§ WRITTEN INSTRUCTION: Leave out the pictures and reproduce all of the data exactly.

(Data records)

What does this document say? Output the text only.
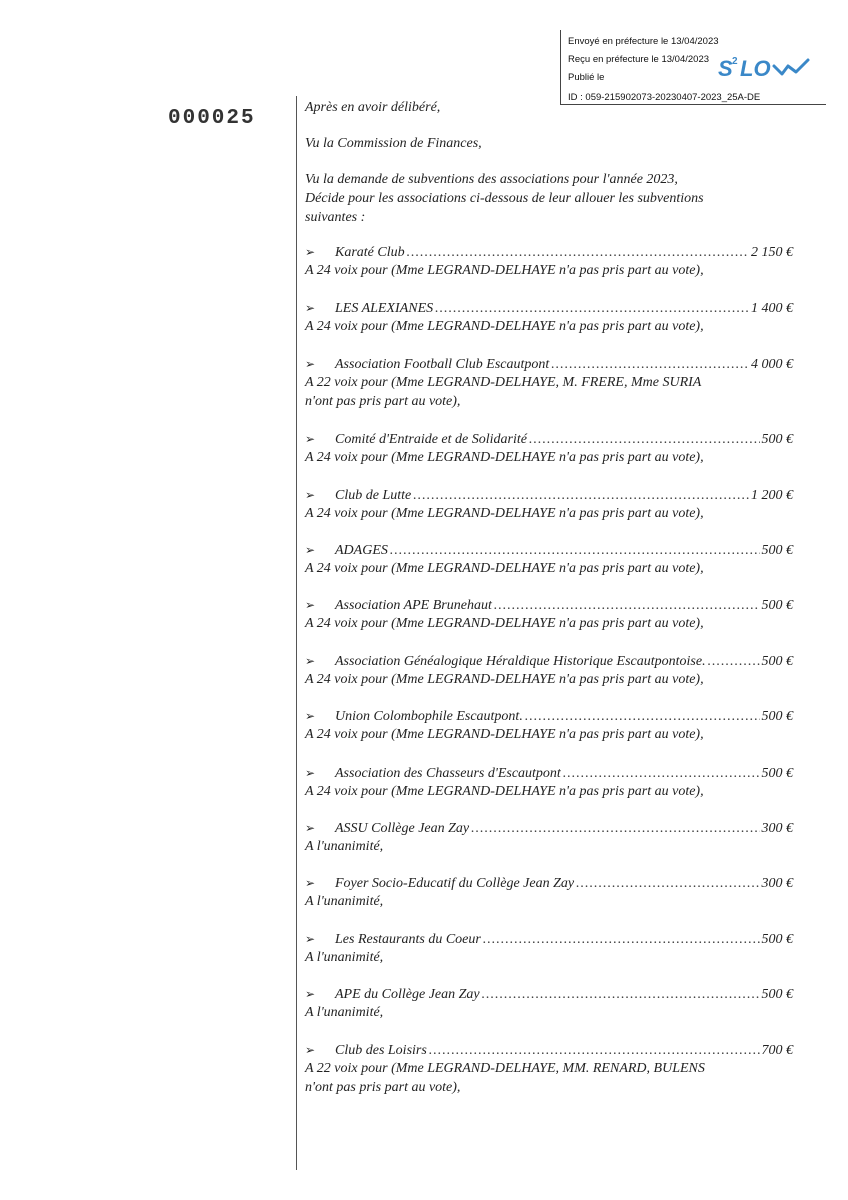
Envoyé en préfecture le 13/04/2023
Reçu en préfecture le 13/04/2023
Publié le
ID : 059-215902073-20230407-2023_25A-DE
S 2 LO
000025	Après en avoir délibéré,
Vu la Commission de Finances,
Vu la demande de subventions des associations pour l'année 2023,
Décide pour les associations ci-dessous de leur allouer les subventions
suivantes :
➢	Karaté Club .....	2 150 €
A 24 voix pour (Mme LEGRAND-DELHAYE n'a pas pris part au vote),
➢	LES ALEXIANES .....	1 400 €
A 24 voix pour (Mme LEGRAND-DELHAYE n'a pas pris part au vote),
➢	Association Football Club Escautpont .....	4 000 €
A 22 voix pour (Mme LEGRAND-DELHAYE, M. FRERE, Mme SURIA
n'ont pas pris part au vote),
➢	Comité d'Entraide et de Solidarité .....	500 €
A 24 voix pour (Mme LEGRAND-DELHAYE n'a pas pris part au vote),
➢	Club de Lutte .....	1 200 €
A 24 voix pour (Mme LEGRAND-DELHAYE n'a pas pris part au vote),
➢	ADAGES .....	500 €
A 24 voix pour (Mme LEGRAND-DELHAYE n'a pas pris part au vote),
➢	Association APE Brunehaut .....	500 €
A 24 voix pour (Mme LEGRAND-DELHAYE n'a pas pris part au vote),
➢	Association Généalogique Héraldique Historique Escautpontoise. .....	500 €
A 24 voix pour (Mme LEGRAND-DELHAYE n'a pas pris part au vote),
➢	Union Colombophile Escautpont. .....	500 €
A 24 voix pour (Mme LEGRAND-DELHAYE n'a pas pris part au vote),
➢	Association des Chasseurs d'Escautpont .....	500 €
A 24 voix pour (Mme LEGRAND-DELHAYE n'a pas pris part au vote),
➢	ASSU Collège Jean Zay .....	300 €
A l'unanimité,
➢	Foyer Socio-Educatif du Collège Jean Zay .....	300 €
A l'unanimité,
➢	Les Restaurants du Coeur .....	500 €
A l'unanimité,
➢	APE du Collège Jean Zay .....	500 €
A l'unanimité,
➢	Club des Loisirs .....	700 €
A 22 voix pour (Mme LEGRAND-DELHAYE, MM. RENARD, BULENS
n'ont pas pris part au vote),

§ WORKED ANSWER:
What does this document say? Output the text only.
Envoyé en préfecture le 13/04/2023
Reçu en préfecture le 13/04/2023
Publié le
ID : 059-215902073-20230407-2023_25A-DE
S 2 LO
000025	Après en avoir délibéré,
Vu la Commission de Finances,
Vu la demande de subventions des associations pour l'année 2023,
Décide pour les associations ci-dessous de leur allouer les subventions
suivantes :
➢	Karaté Club .....	2 150 €
A 24 voix pour (Mme LEGRAND-DELHAYE n'a pas pris part au vote),
➢	LES ALEXIANES .....	1 400 €
A 24 voix pour (Mme LEGRAND-DELHAYE n'a pas pris part au vote),
➢	Association Football Club Escautpont .....	4 000 €
A 22 voix pour (Mme LEGRAND-DELHAYE, M. FRERE, Mme SURIA
n'ont pas pris part au vote),
➢	Comité d'Entraide et de Solidarité .....	500 €
A 24 voix pour (Mme LEGRAND-DELHAYE n'a pas pris part au vote),
➢	Club de Lutte .....	1 200 €
A 24 voix pour (Mme LEGRAND-DELHAYE n'a pas pris part au vote),
➢	ADAGES .....	500 €
A 24 voix pour (Mme LEGRAND-DELHAYE n'a pas pris part au vote),
➢	Association APE Brunehaut .....	500 €
A 24 voix pour (Mme LEGRAND-DELHAYE n'a pas pris part au vote),
➢	Association Généalogique Héraldique Historique Escautpontoise. .....	500 €
A 24 voix pour (Mme LEGRAND-DELHAYE n'a pas pris part au vote),
➢	Union Colombophile Escautpont. .....	500 €
A 24 voix pour (Mme LEGRAND-DELHAYE n'a pas pris part au vote),
➢	Association des Chasseurs d'Escautpont .....	500 €
A 24 voix pour (Mme LEGRAND-DELHAYE n'a pas pris part au vote),
➢	ASSU Collège Jean Zay .....	300 €
A l'unanimité,
➢	Foyer Socio-Educatif du Collège Jean Zay .....	300 €
A l'unanimité,
➢	Les Restaurants du Coeur .....	500 €
A l'unanimité,
➢	APE du Collège Jean Zay .....	500 €
A l'unanimité,
➢	Club des Loisirs .....	700 €
A 22 voix pour (Mme LEGRAND-DELHAYE, MM. RENARD, BULENS
n'ont pas pris part au vote),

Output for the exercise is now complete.